Only lines holding the word "Kernel" should be copied from the material.

(Dataset entries on figures)
···
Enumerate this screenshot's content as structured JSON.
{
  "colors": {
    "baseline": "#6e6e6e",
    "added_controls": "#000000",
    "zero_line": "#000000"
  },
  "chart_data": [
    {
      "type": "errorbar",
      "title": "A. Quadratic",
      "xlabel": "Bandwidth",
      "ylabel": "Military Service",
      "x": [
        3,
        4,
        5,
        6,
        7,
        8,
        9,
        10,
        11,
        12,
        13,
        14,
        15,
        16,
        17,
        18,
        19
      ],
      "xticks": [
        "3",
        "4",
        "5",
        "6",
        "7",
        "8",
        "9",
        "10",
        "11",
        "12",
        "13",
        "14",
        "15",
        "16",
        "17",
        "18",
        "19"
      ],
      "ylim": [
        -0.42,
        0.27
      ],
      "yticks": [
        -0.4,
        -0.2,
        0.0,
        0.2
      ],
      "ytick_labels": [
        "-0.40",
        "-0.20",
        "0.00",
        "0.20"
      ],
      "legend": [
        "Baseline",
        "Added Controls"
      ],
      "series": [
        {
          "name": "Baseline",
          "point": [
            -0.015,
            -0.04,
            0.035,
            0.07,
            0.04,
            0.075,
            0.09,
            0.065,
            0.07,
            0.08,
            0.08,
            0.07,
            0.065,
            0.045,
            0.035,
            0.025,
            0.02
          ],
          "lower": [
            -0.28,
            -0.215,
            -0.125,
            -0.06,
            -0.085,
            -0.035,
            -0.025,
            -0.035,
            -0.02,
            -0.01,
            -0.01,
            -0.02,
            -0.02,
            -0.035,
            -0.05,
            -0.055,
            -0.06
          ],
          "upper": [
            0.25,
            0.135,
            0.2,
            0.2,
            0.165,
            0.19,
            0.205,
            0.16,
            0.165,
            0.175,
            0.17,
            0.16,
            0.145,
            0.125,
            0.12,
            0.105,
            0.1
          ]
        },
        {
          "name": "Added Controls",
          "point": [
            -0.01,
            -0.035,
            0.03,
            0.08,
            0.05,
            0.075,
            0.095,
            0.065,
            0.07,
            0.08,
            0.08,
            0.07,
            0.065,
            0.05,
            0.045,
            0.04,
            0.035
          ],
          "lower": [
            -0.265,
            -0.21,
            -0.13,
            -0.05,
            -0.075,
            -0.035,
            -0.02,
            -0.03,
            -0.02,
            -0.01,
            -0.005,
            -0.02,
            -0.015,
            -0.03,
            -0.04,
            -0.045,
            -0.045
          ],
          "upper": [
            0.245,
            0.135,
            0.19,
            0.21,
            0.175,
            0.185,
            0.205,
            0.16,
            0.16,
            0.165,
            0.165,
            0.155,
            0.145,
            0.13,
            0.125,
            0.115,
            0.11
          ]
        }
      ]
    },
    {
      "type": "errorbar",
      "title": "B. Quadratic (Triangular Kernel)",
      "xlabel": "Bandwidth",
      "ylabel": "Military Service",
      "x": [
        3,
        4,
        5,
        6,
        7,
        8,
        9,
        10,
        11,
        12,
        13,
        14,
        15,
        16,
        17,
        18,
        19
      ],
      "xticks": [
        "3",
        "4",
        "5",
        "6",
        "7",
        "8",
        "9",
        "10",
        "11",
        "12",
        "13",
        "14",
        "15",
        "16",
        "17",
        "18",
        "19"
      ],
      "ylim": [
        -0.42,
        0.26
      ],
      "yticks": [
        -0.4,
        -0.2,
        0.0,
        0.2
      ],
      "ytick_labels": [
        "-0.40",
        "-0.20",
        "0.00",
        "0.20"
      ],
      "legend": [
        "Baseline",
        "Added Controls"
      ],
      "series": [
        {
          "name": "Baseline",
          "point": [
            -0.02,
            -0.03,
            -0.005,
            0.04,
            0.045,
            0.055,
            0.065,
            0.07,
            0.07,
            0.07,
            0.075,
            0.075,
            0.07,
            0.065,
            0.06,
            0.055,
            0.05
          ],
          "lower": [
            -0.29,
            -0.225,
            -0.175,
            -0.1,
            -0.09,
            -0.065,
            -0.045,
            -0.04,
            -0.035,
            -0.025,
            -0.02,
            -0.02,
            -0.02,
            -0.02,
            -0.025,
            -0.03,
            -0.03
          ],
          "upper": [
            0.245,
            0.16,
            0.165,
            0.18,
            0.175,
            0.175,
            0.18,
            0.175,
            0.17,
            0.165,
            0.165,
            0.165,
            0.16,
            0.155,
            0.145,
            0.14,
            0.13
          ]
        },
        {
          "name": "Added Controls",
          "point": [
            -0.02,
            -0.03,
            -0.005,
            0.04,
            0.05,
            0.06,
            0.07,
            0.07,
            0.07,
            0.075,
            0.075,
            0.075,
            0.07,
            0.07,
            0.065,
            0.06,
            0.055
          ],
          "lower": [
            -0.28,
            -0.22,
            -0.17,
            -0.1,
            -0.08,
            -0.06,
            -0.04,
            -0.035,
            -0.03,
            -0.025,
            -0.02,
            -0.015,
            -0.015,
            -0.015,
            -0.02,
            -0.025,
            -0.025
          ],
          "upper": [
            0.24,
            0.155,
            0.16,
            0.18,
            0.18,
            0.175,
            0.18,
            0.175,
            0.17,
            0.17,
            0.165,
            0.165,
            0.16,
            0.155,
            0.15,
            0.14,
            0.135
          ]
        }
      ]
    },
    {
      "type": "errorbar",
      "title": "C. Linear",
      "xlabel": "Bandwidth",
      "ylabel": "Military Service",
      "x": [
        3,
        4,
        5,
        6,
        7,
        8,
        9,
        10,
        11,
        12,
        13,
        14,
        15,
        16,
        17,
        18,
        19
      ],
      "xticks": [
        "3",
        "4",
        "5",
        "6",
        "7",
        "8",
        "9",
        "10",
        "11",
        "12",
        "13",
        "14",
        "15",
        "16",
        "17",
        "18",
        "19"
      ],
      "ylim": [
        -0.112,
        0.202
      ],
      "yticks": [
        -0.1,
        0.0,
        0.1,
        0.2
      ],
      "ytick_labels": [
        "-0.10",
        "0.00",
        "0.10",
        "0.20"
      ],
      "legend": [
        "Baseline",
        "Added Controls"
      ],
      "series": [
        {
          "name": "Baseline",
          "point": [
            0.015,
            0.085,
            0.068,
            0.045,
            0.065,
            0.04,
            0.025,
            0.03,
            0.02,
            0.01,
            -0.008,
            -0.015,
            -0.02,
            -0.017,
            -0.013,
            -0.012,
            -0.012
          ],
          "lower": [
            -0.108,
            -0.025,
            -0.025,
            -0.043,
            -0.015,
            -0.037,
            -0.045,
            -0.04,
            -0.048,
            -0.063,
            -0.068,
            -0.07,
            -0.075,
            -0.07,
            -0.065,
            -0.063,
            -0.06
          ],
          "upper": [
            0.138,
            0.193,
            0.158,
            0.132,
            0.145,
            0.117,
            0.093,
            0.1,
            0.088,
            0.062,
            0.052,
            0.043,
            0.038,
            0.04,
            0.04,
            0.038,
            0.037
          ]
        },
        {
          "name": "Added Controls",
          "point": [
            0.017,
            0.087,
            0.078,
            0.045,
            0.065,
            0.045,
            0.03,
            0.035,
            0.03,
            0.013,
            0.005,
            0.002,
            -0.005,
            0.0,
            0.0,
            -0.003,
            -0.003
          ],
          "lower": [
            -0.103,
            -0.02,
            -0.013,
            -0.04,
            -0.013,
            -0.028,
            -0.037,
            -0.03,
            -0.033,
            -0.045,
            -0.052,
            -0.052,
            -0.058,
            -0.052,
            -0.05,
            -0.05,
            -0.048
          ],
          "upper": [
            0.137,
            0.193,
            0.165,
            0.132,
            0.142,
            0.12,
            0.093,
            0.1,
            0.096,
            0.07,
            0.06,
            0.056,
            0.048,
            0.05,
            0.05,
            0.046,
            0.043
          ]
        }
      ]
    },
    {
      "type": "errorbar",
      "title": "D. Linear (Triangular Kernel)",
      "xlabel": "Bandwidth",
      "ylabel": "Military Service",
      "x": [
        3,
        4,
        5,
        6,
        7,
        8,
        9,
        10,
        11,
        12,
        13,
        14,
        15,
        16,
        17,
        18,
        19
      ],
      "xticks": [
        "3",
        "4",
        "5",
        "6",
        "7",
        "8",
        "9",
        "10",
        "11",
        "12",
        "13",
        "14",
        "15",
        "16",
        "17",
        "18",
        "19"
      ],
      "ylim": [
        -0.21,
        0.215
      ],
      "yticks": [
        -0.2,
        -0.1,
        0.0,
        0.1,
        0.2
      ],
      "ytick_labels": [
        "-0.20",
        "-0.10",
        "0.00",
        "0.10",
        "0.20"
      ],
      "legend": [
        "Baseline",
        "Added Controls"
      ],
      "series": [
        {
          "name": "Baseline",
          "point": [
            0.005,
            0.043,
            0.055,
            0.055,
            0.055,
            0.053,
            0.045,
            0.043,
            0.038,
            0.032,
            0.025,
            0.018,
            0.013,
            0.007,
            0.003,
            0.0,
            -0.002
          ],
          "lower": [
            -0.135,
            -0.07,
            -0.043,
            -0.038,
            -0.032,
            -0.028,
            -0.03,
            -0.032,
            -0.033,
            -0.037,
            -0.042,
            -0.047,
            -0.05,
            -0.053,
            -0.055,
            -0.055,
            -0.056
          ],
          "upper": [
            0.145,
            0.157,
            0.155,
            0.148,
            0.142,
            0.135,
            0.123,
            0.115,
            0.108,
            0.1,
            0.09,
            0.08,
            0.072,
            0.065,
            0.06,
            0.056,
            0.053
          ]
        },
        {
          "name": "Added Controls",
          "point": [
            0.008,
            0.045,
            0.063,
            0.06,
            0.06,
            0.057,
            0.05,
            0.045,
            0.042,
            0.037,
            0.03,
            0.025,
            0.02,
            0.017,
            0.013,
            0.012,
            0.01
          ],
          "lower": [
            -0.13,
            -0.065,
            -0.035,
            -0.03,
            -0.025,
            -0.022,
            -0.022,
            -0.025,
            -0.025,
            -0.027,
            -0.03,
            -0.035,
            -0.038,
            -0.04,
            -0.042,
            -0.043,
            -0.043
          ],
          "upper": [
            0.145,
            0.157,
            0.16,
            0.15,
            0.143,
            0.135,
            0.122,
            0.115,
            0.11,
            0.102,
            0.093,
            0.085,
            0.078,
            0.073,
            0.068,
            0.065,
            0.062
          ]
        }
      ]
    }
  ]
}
···
• Worked answer:
      "title": "B. Quadratic (Triangular Kernel)",
      "title": "D. Linear (Triangular Kernel)",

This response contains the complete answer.